** What the task asks **
Identify every line in the records below that contains the word "must", and reproduce each one.

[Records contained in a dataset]
-.-.-

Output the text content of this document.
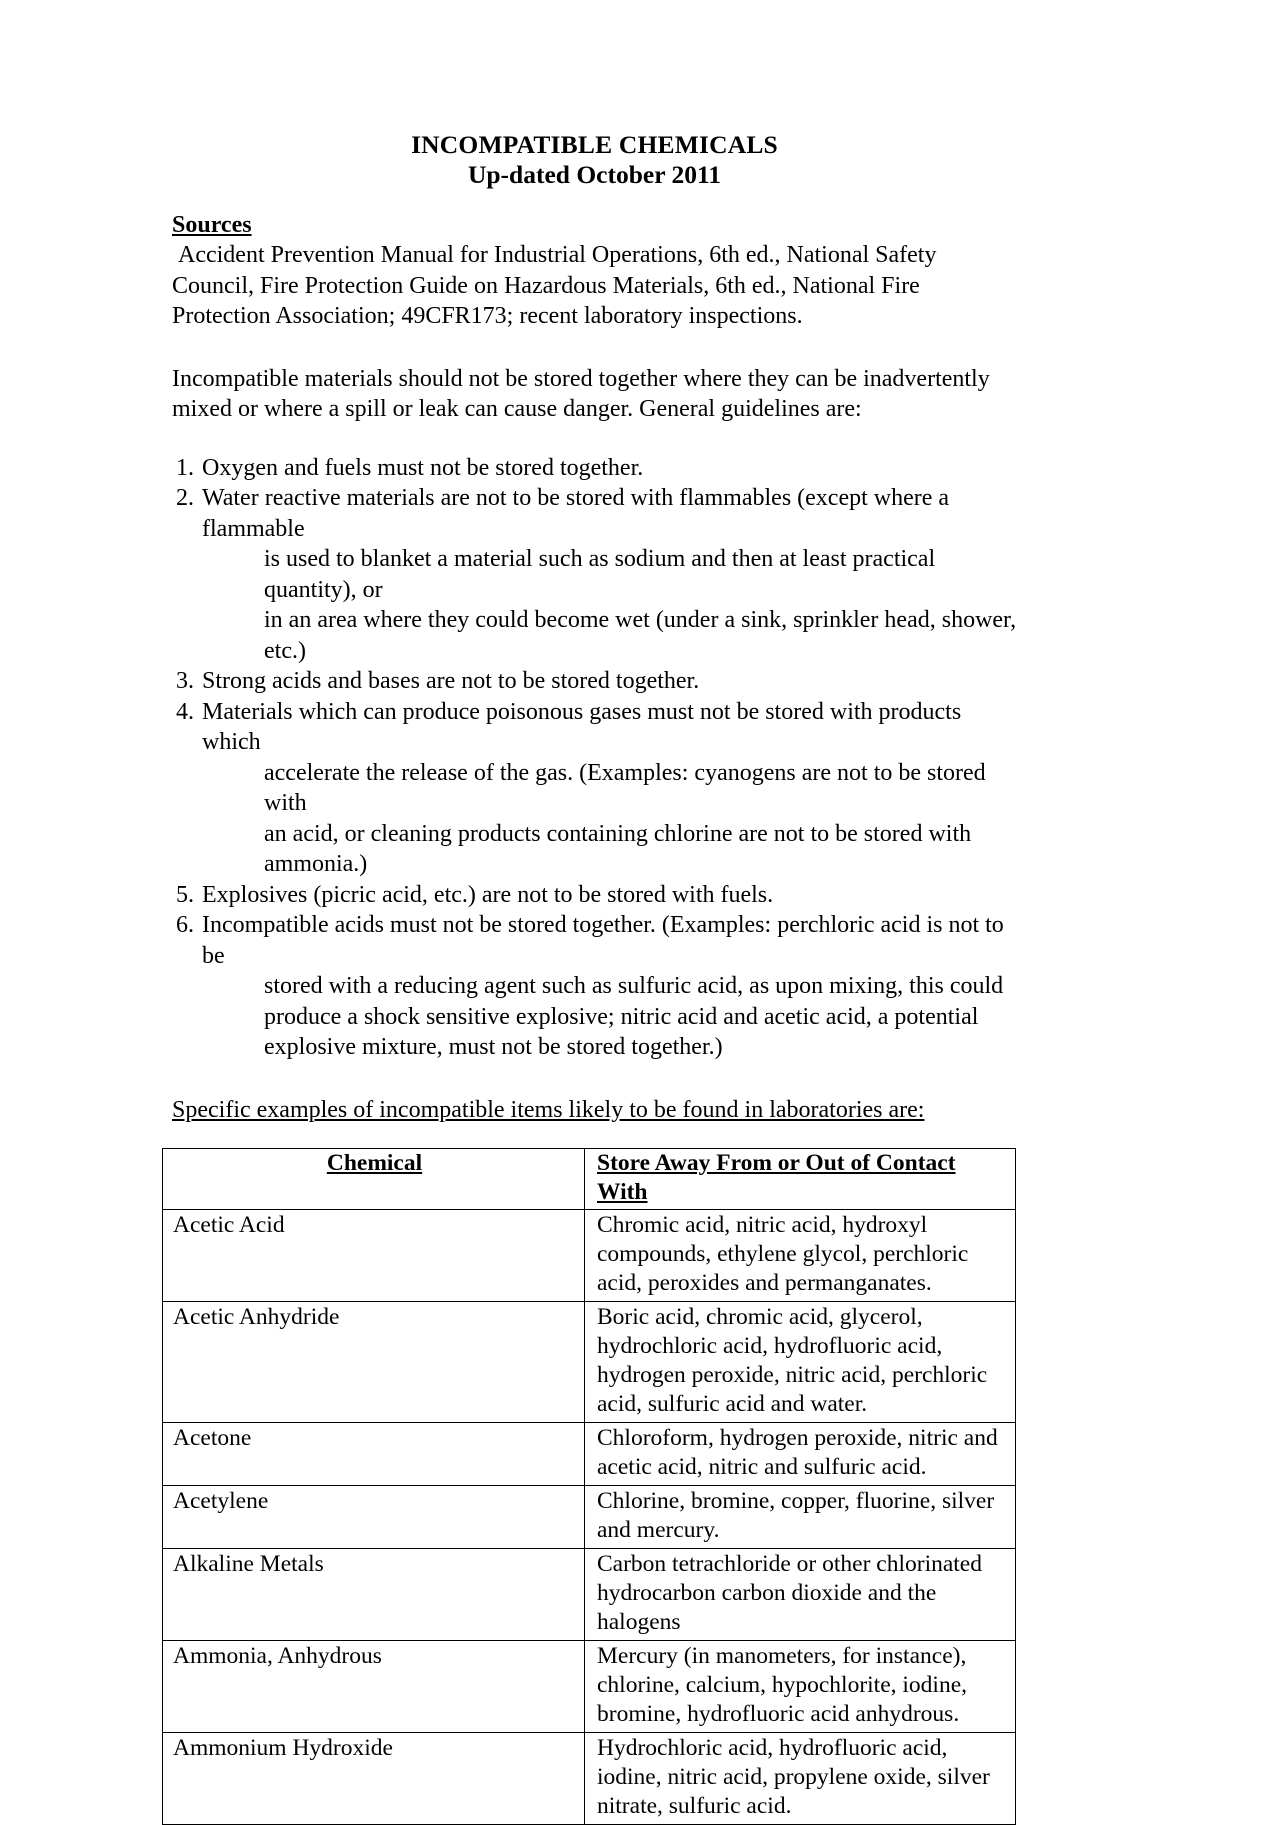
INCOMPATIBLE CHEMICALS
Up-dated October 2011
Sources

Accident Prevention Manual for Industrial Operations, 6th ed., National Safety Council, Fire Protection Guide on Hazardous Materials, 6th ed., National Fire Protection Association; 49CFR173; recent laboratory inspections.

Incompatible materials should not be stored together where they can be inadvertently mixed or where a spill or leak can cause danger. General guidelines are:

1. Oxygen and fuels must not be stored together.
2. Water reactive materials are not to be stored with flammables (except where a flammable
is used to blanket a material such as sodium and then at least practical quantity), or
in an area where they could become wet (under a sink, sprinkler head, shower, etc.)
3. Strong acids and bases are not to be stored together.
4. Materials which can produce poisonous gases must not be stored with products which
accelerate the release of the gas. (Examples: cyanogens are not to be stored with
an acid, or cleaning products containing chlorine are not to be stored with
ammonia.)
5. Explosives (picric acid, etc.) are not to be stored with fuels.
6. Incompatible acids must not be stored together. (Examples: perchloric acid is not to be
stored with a reducing agent such as sulfuric acid, as upon mixing, this could
produce a shock sensitive explosive; nitric acid and acetic acid, a potential
explosive mixture, must not be stored together.)
Specific examples of incompatible items likely to be found in laboratories are:
Chemical	Store Away From or Out of Contact With
Acetic Acid	Chromic acid, nitric acid, hydroxyl
compounds, ethylene glycol, perchloric
acid, peroxides and permanganates.

Acetic Anhydride	Boric acid, chromic acid, glycerol,
hydrochloric acid, hydrofluoric acid,
hydrogen peroxide, nitric acid, perchloric
acid, sulfuric acid and water.

Acetone	Chloroform, hydrogen peroxide, nitric and
acetic acid, nitric and sulfuric acid.

Acetylene	Chlorine, bromine, copper, fluorine, silver
and mercury.

Alkaline Metals	Carbon tetrachloride or other chlorinated
hydrocarbon carbon dioxide and the
halogens

Ammonia, Anhydrous	Mercury (in manometers, for instance),
chlorine, calcium, hypochlorite, iodine,
bromine, hydrofluoric acid anhydrous.

Ammonium Hydroxide	Hydrochloric acid, hydrofluoric acid,
iodine, nitric acid, propylene oxide, silver
nitrate, sulfuric acid.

-.-.-

** Task answer **
1. Oxygen and fuels must not be stored together.
4. Materials which can produce poisonous gases must not be stored with products which
6. Incompatible acids must not be stored together. (Examples: perchloric acid is not to be
explosive mixture, must not be stored together.)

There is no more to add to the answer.